§ Aim of the task:
Copy out the items below without any change, starting at the one with "intro-text: promotions points" and ending at the one with "salary-cell: £22,000 <box>818", both included.

§ Provided data:
■ ■ ■ ■ ■

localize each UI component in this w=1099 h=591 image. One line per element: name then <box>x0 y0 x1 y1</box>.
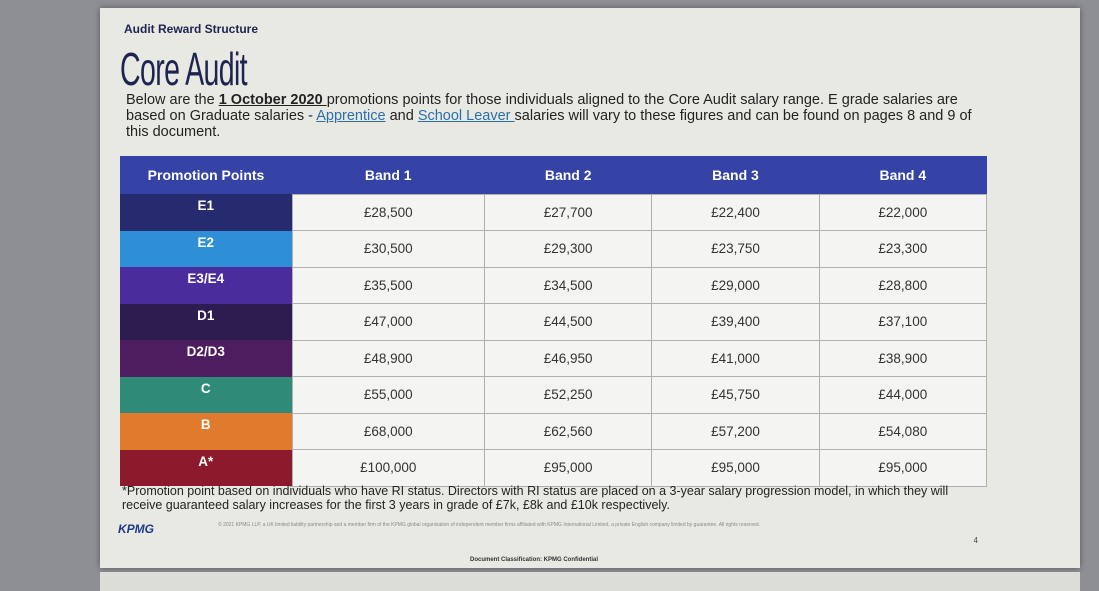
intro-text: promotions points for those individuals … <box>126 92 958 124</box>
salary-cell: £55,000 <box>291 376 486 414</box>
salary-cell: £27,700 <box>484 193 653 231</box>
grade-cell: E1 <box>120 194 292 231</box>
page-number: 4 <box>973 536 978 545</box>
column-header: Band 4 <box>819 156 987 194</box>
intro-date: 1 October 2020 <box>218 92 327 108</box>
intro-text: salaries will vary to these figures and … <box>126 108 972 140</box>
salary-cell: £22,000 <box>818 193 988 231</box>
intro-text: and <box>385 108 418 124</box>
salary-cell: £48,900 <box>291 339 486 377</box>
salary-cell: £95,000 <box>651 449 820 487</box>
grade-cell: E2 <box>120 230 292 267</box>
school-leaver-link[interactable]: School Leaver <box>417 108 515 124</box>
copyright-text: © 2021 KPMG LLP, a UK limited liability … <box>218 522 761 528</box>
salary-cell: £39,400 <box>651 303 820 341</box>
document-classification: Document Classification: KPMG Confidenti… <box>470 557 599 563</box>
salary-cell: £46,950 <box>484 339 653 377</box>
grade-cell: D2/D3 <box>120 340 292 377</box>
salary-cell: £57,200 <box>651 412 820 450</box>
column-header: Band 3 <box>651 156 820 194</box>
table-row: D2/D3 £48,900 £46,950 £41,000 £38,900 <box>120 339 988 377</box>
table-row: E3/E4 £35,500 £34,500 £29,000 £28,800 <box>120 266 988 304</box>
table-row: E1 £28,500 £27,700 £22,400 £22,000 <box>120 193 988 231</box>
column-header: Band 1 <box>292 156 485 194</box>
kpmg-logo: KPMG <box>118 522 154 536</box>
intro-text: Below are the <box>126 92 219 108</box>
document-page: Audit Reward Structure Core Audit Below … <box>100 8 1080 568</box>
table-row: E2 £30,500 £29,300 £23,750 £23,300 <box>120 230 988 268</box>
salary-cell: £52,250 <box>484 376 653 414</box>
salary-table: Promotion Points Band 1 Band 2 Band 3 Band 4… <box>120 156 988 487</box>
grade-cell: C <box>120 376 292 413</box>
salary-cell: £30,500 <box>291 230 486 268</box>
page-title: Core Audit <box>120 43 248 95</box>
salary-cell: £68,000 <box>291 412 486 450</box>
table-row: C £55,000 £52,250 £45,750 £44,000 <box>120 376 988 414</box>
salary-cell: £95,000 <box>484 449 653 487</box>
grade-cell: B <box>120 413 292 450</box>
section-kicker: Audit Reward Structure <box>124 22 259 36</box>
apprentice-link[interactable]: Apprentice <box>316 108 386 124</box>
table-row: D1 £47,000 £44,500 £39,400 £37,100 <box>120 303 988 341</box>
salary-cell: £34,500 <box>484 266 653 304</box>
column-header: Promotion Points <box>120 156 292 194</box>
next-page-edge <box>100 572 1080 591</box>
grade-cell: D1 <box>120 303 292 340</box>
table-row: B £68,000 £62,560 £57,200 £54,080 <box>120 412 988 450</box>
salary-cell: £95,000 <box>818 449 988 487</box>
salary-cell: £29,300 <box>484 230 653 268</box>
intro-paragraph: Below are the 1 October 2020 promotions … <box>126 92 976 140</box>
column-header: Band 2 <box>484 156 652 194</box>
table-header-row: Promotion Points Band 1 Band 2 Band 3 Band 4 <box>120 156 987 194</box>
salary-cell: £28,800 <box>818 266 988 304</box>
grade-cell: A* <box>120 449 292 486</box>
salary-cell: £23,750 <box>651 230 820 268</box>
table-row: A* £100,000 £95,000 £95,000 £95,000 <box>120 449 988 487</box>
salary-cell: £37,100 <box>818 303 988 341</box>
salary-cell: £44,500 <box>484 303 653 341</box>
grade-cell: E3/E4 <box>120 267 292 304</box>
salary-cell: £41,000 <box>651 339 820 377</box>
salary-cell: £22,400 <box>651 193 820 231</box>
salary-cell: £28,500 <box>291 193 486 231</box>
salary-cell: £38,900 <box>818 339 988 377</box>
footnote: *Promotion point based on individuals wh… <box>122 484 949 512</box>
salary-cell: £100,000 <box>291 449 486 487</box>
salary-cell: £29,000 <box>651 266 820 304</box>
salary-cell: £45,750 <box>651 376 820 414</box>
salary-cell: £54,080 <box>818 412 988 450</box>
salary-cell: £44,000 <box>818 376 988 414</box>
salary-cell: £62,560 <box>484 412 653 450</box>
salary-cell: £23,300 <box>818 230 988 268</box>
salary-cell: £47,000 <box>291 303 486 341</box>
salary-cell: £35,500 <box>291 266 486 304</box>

■ ■ ■ ■ ■

§ The result:
intro-text: promotions points for those individuals … <box>126 92 958 124</box>
salary-cell: £55,000 <box>291 376 486 414</box>
salary-cell: £27,700 <box>484 193 653 231</box>
grade-cell: E1 <box>120 194 292 231</box>
page-number: 4 <box>973 536 978 545</box>
column-header: Band 4 <box>819 156 987 194</box>
intro-date: 1 October 2020 <box>218 92 327 108</box>
intro-text: salaries will vary to these figures and … <box>126 108 972 140</box>
salary-cell: £22,000 <box>818 193 988 231</box>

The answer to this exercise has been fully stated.